Prompt = All of the lines below are to be printed again exactly; images are excluded from the output.

Provided records =
· · · ·

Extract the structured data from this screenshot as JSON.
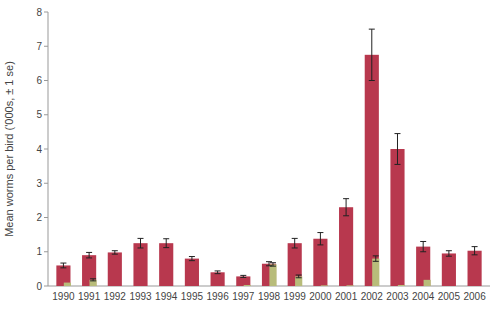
{
  "chart_data": {
    "type": "bar",
    "categories": [
      "1990",
      "1991",
      "1992",
      "1993",
      "1994",
      "1995",
      "1996",
      "1997",
      "1998",
      "1999",
      "2000",
      "2001",
      "2002",
      "2003",
      "2004",
      "2005",
      "2006"
    ],
    "series": [
      {
        "color": "#b8384e",
        "values": [
          0.6,
          0.9,
          0.98,
          1.25,
          1.25,
          0.8,
          0.4,
          0.28,
          0.65,
          1.25,
          1.38,
          2.3,
          6.75,
          4.0,
          1.15,
          0.95,
          1.03
        ],
        "errors": [
          0.07,
          0.08,
          0.05,
          0.14,
          0.13,
          0.06,
          0.04,
          0.03,
          0.06,
          0.14,
          0.18,
          0.25,
          0.75,
          0.45,
          0.15,
          0.08,
          0.12
        ]
      },
      {
        "color": "#b8bc7a",
        "values": [
          0.1,
          0.18,
          0.0,
          0.0,
          0.0,
          0.0,
          0.0,
          0.03,
          0.63,
          0.28,
          0.02,
          0.02,
          0.8,
          0.03,
          0.18,
          0.0,
          0.0
        ],
        "errors": [
          0.0,
          0.03,
          0.0,
          0.0,
          0.0,
          0.0,
          0.0,
          0.0,
          0.05,
          0.04,
          0.0,
          0.0,
          0.08,
          0.0,
          0.0,
          0.0,
          0.0
        ]
      }
    ],
    "ylabel": "Mean worms per bird ('000s, ± 1 se)",
    "ylim": [
      0,
      8
    ],
    "yticks": [
      0,
      1,
      2,
      3,
      4,
      5,
      6,
      7,
      8
    ],
    "grid": false
  }
}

· · · ·

Output below =
Extract the structured data from this screenshot as JSON.
{
  "chart_data": {
    "type": "bar",
    "categories": [
      "1990",
      "1991",
      "1992",
      "1993",
      "1994",
      "1995",
      "1996",
      "1997",
      "1998",
      "1999",
      "2000",
      "2001",
      "2002",
      "2003",
      "2004",
      "2005",
      "2006"
    ],
    "series": [
      {
        "color": "#b8384e",
        "values": [
          0.6,
          0.9,
          0.98,
          1.25,
          1.25,
          0.8,
          0.4,
          0.28,
          0.65,
          1.25,
          1.38,
          2.3,
          6.75,
          4.0,
          1.15,
          0.95,
          1.03
        ],
        "errors": [
          0.07,
          0.08,
          0.05,
          0.14,
          0.13,
          0.06,
          0.04,
          0.03,
          0.06,
          0.14,
          0.18,
          0.25,
          0.75,
          0.45,
          0.15,
          0.08,
          0.12
        ]
      },
      {
        "color": "#b8bc7a",
        "values": [
          0.1,
          0.18,
          0.0,
          0.0,
          0.0,
          0.0,
          0.0,
          0.03,
          0.63,
          0.28,
          0.02,
          0.02,
          0.8,
          0.03,
          0.18,
          0.0,
          0.0
        ],
        "errors": [
          0.0,
          0.03,
          0.0,
          0.0,
          0.0,
          0.0,
          0.0,
          0.0,
          0.05,
          0.04,
          0.0,
          0.0,
          0.08,
          0.0,
          0.0,
          0.0,
          0.0
        ]
      }
    ],
    "ylabel": "Mean worms per bird ('000s, ± 1 se)",
    "ylim": [
      0,
      8
    ],
    "yticks": [
      0,
      1,
      2,
      3,
      4,
      5,
      6,
      7,
      8
    ],
    "grid": false
  }
}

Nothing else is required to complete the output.